▸ DATASET EXTRACT:
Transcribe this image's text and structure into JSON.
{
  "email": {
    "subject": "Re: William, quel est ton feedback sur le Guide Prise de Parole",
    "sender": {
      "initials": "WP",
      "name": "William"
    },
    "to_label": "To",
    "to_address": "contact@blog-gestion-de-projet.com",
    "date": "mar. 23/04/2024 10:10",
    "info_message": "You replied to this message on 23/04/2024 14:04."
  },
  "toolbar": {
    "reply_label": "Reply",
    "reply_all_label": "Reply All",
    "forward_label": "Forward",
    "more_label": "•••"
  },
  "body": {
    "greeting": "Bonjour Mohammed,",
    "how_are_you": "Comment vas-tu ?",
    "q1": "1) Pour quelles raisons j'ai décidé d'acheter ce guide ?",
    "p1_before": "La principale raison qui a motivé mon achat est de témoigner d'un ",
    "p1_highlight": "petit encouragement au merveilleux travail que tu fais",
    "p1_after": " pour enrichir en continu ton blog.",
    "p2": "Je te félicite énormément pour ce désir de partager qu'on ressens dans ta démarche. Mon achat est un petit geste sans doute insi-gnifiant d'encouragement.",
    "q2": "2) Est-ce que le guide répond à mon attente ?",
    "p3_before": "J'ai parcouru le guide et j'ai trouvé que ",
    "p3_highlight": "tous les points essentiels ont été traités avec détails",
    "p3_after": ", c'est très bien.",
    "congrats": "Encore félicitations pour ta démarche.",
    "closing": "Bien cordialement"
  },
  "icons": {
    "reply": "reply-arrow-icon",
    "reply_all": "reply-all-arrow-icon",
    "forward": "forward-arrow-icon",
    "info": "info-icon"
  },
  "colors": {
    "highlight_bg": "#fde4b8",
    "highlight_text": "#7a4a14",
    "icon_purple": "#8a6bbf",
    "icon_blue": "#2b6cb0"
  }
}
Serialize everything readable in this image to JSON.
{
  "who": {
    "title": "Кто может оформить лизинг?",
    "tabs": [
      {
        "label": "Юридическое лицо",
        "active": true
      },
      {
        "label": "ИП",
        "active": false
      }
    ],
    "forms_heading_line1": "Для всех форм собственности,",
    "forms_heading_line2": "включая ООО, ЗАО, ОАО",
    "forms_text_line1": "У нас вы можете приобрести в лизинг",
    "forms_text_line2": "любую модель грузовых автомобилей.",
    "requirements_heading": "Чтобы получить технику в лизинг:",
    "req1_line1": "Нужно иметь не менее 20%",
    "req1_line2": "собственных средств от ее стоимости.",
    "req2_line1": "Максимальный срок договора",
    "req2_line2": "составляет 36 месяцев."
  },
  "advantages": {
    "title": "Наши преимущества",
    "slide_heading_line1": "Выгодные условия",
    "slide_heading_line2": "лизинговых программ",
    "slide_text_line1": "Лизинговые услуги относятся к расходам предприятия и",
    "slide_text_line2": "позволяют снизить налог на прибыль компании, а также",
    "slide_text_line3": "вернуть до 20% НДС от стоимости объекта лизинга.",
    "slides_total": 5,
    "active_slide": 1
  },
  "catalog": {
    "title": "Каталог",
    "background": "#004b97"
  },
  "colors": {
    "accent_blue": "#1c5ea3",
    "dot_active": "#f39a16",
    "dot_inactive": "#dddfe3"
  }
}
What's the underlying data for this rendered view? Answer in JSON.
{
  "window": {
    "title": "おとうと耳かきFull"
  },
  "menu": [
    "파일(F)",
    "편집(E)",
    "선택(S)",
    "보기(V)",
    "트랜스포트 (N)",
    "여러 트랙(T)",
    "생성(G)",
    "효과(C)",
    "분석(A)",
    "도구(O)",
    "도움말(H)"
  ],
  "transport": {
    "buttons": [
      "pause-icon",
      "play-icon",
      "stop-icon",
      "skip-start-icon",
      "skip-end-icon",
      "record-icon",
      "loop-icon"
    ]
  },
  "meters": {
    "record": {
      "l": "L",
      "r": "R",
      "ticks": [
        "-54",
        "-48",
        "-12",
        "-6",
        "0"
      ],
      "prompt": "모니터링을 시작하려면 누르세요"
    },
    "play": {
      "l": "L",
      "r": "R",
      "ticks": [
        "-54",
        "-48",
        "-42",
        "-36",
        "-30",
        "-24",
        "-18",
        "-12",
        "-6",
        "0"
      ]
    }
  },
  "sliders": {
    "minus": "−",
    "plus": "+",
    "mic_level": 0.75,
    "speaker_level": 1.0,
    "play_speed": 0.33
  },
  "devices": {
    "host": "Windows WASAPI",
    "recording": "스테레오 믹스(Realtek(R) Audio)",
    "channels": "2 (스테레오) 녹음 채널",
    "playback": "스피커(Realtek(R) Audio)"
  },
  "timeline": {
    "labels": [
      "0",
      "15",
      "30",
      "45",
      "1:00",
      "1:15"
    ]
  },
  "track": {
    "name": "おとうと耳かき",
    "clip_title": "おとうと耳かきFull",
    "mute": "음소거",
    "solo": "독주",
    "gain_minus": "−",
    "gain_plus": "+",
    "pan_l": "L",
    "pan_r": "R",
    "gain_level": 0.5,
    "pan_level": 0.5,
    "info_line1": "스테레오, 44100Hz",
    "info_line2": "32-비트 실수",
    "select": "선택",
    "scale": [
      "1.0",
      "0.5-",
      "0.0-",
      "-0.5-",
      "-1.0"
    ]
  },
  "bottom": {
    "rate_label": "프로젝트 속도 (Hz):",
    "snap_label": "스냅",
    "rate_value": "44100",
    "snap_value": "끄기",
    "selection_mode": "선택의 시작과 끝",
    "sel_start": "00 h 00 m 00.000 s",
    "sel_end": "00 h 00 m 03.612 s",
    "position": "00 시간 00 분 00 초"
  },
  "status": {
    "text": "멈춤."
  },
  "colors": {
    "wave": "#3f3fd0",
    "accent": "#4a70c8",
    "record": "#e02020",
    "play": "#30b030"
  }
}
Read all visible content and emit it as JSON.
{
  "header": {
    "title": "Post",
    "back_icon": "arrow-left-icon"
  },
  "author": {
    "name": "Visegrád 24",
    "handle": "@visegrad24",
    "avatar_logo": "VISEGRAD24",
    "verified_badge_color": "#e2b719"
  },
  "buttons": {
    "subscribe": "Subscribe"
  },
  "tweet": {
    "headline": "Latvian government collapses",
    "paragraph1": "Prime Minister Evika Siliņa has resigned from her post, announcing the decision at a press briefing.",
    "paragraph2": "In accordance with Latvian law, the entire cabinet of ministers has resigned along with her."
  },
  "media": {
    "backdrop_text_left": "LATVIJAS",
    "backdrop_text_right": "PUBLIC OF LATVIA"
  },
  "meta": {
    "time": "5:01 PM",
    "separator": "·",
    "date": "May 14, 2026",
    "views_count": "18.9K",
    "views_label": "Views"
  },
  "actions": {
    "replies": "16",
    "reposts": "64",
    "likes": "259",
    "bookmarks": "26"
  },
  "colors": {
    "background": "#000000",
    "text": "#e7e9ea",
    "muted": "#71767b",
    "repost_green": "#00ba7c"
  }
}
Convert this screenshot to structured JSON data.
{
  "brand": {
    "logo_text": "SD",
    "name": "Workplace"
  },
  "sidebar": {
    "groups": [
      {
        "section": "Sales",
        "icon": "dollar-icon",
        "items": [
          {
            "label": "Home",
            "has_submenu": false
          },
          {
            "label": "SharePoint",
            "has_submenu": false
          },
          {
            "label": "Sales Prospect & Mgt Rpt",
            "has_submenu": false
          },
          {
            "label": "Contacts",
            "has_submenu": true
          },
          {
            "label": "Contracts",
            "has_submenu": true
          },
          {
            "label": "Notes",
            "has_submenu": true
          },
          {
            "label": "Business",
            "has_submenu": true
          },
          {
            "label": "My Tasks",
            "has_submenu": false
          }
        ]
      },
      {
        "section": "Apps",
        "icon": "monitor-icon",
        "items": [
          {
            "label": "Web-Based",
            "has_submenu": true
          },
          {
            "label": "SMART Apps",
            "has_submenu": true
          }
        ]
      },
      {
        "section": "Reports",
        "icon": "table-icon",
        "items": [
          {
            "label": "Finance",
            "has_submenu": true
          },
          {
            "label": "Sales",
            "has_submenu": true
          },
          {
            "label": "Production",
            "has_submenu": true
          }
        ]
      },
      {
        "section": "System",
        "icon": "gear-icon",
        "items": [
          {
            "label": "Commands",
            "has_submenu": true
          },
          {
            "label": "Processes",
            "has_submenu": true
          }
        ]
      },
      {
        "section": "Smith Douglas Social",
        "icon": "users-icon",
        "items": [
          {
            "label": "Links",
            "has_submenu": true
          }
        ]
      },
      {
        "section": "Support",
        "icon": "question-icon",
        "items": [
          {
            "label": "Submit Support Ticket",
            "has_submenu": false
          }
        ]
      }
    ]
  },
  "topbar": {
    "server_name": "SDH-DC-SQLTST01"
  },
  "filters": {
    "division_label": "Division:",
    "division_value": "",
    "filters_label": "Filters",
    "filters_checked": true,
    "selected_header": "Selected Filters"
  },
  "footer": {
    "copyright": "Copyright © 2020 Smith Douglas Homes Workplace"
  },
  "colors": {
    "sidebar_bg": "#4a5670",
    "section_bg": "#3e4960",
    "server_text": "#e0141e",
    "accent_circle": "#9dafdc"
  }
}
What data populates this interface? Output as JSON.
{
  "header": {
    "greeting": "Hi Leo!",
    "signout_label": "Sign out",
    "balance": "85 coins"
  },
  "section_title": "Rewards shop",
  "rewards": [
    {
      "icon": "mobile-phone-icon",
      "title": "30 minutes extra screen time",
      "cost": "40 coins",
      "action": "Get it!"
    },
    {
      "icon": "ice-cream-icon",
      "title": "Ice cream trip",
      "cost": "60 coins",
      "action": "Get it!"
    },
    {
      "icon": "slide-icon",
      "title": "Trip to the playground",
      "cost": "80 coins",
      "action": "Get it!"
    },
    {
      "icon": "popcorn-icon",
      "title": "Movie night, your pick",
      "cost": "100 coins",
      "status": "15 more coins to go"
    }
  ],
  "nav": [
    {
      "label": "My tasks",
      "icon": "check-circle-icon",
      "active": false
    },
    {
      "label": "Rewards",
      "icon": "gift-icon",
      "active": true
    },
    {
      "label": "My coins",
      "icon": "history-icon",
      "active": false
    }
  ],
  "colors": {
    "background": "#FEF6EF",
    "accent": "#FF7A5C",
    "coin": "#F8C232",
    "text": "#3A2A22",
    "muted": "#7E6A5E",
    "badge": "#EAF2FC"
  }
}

▸ THE REQUEST: For the string "Sales", count the lines of the entries above that include it; answer with the number only.

▸ THE RESULT: 3